- Task statement
Copy out the rows word for word, from the first one up to and including the row that contains "map <box>10 510 1198 707</box>".

Start of Provided records

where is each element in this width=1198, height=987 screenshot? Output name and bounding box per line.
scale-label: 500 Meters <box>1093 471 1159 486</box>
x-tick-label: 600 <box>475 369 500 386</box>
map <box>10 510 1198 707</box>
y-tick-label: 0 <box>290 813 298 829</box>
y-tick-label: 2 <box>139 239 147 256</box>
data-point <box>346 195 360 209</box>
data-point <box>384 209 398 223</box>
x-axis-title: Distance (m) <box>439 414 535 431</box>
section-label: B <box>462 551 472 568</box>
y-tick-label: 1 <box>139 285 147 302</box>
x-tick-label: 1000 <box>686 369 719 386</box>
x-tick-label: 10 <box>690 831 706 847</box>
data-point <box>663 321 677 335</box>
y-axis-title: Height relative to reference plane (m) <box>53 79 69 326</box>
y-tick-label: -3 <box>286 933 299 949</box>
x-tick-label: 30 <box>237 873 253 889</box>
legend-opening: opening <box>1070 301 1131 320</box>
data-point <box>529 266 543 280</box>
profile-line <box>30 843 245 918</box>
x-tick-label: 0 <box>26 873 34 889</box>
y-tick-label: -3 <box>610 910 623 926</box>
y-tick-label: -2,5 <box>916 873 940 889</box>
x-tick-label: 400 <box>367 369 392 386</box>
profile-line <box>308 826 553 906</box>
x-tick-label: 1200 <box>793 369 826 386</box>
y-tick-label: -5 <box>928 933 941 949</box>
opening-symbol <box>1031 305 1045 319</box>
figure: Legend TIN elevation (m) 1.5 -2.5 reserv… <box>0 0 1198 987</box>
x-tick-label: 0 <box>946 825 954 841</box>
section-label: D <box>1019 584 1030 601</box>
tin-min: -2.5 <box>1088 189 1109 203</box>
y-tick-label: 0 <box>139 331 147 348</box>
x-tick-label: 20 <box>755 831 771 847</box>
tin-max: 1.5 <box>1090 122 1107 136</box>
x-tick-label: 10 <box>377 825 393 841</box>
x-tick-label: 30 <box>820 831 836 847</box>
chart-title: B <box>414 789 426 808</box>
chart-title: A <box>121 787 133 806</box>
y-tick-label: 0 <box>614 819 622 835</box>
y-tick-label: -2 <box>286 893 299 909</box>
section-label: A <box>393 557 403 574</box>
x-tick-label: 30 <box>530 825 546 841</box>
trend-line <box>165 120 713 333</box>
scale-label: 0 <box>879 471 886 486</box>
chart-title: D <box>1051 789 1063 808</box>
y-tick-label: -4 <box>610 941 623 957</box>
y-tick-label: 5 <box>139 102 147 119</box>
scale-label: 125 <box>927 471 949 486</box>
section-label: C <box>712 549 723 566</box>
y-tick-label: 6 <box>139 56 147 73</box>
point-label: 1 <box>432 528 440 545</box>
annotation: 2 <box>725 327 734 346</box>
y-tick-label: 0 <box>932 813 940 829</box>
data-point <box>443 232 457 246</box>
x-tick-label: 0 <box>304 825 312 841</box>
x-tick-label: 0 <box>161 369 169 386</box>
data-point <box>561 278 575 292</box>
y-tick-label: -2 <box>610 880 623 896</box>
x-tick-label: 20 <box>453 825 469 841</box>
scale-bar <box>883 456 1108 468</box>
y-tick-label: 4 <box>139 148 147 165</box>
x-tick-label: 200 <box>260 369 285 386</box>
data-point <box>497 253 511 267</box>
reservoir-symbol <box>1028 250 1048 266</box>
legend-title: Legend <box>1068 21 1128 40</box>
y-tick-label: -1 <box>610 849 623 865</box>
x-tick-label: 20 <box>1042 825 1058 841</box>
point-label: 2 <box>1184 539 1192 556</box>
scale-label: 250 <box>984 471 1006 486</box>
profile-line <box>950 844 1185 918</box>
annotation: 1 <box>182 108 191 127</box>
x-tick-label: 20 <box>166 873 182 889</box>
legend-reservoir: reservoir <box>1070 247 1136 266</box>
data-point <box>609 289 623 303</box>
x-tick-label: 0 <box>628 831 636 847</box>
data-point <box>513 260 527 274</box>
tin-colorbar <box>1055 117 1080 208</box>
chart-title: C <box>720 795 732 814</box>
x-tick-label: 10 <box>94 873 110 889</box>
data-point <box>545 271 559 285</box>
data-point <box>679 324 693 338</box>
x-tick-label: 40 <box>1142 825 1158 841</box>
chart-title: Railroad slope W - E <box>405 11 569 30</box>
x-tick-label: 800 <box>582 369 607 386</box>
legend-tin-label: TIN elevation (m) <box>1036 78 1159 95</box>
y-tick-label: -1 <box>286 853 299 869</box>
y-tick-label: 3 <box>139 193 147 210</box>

End of Provided records

- Exercise answer
where is each element in this width=1198, height=987 screenshot? Output name and bounding box per line.
scale-label: 500 Meters <box>1093 471 1159 486</box>
x-tick-label: 600 <box>475 369 500 386</box>
map <box>10 510 1198 707</box>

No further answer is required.